Exercise prompt
Each entry below must be repeated word for word.

···

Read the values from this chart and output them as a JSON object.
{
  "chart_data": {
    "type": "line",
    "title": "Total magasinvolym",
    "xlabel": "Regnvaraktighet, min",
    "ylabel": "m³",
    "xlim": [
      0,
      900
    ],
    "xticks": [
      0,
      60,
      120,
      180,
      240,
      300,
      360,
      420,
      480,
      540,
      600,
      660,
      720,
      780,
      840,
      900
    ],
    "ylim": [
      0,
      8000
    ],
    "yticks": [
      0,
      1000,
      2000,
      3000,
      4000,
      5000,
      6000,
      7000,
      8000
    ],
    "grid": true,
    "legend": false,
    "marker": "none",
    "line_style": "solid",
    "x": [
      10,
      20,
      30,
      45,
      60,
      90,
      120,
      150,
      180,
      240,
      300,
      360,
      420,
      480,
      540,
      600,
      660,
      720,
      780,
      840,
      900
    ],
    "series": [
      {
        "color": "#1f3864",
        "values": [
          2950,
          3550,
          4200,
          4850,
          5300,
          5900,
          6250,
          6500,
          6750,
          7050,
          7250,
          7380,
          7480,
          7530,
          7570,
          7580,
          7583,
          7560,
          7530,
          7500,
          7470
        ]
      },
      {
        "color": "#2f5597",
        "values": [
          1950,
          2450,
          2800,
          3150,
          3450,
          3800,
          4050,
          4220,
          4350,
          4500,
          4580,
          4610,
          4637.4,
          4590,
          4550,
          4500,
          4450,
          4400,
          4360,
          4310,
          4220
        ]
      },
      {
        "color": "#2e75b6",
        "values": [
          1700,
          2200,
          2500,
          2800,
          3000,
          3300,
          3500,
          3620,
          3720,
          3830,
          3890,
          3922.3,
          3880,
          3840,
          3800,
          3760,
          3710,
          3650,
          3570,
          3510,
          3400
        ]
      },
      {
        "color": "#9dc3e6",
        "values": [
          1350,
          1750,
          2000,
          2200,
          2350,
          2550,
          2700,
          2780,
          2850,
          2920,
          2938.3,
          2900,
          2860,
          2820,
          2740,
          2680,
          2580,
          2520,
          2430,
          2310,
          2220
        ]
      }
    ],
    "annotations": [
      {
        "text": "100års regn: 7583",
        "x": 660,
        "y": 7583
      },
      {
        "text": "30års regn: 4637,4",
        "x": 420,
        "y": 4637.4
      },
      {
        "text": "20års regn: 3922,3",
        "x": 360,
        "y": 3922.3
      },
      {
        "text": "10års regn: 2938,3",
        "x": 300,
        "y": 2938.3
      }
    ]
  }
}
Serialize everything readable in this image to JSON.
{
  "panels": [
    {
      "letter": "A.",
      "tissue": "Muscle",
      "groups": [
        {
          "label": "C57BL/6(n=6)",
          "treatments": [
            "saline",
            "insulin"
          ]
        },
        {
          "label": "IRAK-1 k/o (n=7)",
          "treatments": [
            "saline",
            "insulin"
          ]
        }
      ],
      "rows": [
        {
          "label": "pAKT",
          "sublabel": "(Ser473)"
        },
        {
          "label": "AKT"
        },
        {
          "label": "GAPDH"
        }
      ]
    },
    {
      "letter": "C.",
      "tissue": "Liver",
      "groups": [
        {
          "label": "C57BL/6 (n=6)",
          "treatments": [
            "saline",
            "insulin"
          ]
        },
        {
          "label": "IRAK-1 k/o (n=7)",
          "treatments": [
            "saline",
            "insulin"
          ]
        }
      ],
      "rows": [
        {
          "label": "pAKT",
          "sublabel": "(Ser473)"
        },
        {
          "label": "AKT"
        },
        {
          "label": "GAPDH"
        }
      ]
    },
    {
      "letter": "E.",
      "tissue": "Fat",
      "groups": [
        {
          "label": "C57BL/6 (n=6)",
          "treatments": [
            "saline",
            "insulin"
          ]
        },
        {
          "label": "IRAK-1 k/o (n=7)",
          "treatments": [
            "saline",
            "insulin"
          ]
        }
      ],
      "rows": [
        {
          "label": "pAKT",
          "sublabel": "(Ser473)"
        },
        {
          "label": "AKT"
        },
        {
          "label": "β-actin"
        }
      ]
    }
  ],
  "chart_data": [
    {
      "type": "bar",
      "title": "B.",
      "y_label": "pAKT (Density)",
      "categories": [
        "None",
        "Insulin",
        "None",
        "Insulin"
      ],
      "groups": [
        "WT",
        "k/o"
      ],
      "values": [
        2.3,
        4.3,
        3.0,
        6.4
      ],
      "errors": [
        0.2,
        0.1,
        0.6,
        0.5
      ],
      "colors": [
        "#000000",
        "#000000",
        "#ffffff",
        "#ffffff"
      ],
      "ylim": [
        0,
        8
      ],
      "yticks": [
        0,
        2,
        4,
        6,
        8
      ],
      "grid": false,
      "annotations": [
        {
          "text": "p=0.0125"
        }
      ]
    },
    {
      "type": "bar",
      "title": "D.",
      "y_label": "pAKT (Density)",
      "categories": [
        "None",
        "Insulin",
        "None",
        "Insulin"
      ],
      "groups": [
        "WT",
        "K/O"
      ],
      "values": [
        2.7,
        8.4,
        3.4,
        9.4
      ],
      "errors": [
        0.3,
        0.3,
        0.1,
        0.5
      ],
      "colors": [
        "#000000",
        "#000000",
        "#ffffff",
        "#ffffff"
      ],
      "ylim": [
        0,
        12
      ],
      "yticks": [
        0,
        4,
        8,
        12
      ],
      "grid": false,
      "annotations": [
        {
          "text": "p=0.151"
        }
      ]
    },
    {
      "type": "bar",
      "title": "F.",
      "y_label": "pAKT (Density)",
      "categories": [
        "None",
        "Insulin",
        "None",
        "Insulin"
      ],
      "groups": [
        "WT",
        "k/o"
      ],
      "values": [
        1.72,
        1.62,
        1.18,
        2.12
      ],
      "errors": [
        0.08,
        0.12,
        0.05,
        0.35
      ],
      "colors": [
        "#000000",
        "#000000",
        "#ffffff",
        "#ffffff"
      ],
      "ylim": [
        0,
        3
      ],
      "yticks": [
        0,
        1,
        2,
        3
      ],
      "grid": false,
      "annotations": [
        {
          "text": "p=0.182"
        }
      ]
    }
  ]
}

···

Reply to the exercise
Read the values from this chart and output them as a JSON object.
{
  "chart_data": {
    "type": "line",
    "title": "Total magasinvolym",
    "xlabel": "Regnvaraktighet, min",
    "ylabel": "m³",
    "xlim": [
      0,
      900
    ],
    "xticks": [
      0,
      60,
      120,
      180,
      240,
      300,
      360,
      420,
      480,
      540,
      600,
      660,
      720,
      780,
      840,
      900
    ],
    "ylim": [
      0,
      8000
    ],
    "yticks": [
      0,
      1000,
      2000,
      3000,
      4000,
      5000,
      6000,
      7000,
      8000
    ],
    "grid": true,
    "legend": false,
    "marker": "none",
    "line_style": "solid",
    "x": [
      10,
      20,
      30,
      45,
      60,
      90,
      120,
      150,
      180,
      240,
      300,
      360,
      420,
      480,
      540,
      600,
      660,
      720,
      780,
      840,
      900
    ],
    "series": [
      {
        "color": "#1f3864",
        "values": [
          2950,
          3550,
          4200,
          4850,
          5300,
          5900,
          6250,
          6500,
          6750,
          7050,
          7250,
          7380,
          7480,
          7530,
          7570,
          7580,
          7583,
          7560,
          7530,
          7500,
          7470
        ]
      },
      {
        "color": "#2f5597",
        "values": [
          1950,
          2450,
          2800,
          3150,
          3450,
          3800,
          4050,
          4220,
          4350,
          4500,
          4580,
          4610,
          4637.4,
          4590,
          4550,
          4500,
          4450,
          4400,
          4360,
          4310,
          4220
        ]
      },
      {
        "color": "#2e75b6",
        "values": [
          1700,
          2200,
          2500,
          2800,
          3000,
          3300,
          3500,
          3620,
          3720,
          3830,
          3890,
          3922.3,
          3880,
          3840,
          3800,
          3760,
          3710,
          3650,
          3570,
          3510,
          3400
        ]
      },
      {
        "color": "#9dc3e6",
        "values": [
          1350,
          1750,
          2000,
          2200,
          2350,
          2550,
          2700,
          2780,
          2850,
          2920,
          2938.3,
          2900,
          2860,
          2820,
          2740,
          2680,
          2580,
          2520,
          2430,
          2310,
          2220
        ]
      }
    ],
    "annotations": [
      {
        "text": "100års regn: 7583",
        "x": 660,
        "y": 7583
      },
      {
        "text": "30års regn: 4637,4",
        "x": 420,
        "y": 4637.4
      },
      {
        "text": "20års regn: 3922,3",
        "x": 360,
        "y": 3922.3
      },
      {
        "text": "10års regn: 2938,3",
        "x": 300,
        "y": 2938.3
      }
    ]
  }
}
Serialize everything readable in this image to JSON.
{
  "panels": [
    {
      "letter": "A.",
      "tissue": "Muscle",
      "groups": [
        {
          "label": "C57BL/6(n=6)",
          "treatments": [
            "saline",
            "insulin"
          ]
        },
        {
          "label": "IRAK-1 k/o (n=7)",
          "treatments": [
            "saline",
            "insulin"
          ]
        }
      ],
      "rows": [
        {
          "label": "pAKT",
          "sublabel": "(Ser473)"
        },
        {
          "label": "AKT"
        },
        {
          "label": "GAPDH"
        }
      ]
    },
    {
      "letter": "C.",
      "tissue": "Liver",
      "groups": [
        {
          "label": "C57BL/6 (n=6)",
          "treatments": [
            "saline",
            "insulin"
          ]
        },
        {
          "label": "IRAK-1 k/o (n=7)",
          "treatments": [
            "saline",
            "insulin"
          ]
        }
      ],
      "rows": [
        {
          "label": "pAKT",
          "sublabel": "(Ser473)"
        },
        {
          "label": "AKT"
        },
        {
          "label": "GAPDH"
        }
      ]
    },
    {
      "letter": "E.",
      "tissue": "Fat",
      "groups": [
        {
          "label": "C57BL/6 (n=6)",
          "treatments": [
            "saline",
            "insulin"
          ]
        },
        {
          "label": "IRAK-1 k/o (n=7)",
          "treatments": [
            "saline",
            "insulin"
          ]
        }
      ],
      "rows": [
        {
          "label": "pAKT",
          "sublabel": "(Ser473)"
        },
        {
          "label": "AKT"
        },
        {
          "label": "β-actin"
        }
      ]
    }
  ],
  "chart_data": [
    {
      "type": "bar",
      "title": "B.",
      "y_label": "pAKT (Density)",
      "categories": [
        "None",
        "Insulin",
        "None",
        "Insulin"
      ],
      "groups": [
        "WT",
        "k/o"
      ],
      "values": [
        2.3,
        4.3,
        3.0,
        6.4
      ],
      "errors": [
        0.2,
        0.1,
        0.6,
        0.5
      ],
      "colors": [
        "#000000",
        "#000000",
        "#ffffff",
        "#ffffff"
      ],
      "ylim": [
        0,
        8
      ],
      "yticks": [
        0,
        2,
        4,
        6,
        8
      ],
      "grid": false,
      "annotations": [
        {
          "text": "p=0.0125"
        }
      ]
    },
    {
      "type": "bar",
      "title": "D.",
      "y_label": "pAKT (Density)",
      "categories": [
        "None",
        "Insulin",
        "None",
        "Insulin"
      ],
      "groups": [
        "WT",
        "K/O"
      ],
      "values": [
        2.7,
        8.4,
        3.4,
        9.4
      ],
      "errors": [
        0.3,
        0.3,
        0.1,
        0.5
      ],
      "colors": [
        "#000000",
        "#000000",
        "#ffffff",
        "#ffffff"
      ],
      "ylim": [
        0,
        12
      ],
      "yticks": [
        0,
        4,
        8,
        12
      ],
      "grid": false,
      "annotations": [
        {
          "text": "p=0.151"
        }
      ]
    },
    {
      "type": "bar",
      "title": "F.",
      "y_label": "pAKT (Density)",
      "categories": [
        "None",
        "Insulin",
        "None",
        "Insulin"
      ],
      "groups": [
        "WT",
        "k/o"
      ],
      "values": [
        1.72,
        1.62,
        1.18,
        2.12
      ],
      "errors": [
        0.08,
        0.12,
        0.05,
        0.35
      ],
      "colors": [
        "#000000",
        "#000000",
        "#ffffff",
        "#ffffff"
      ],
      "ylim": [
        0,
        3
      ],
      "yticks": [
        0,
        1,
        2,
        3
      ],
      "grid": false,
      "annotations": [
        {
          "text": "p=0.182"
        }
      ]
    }
  ]
}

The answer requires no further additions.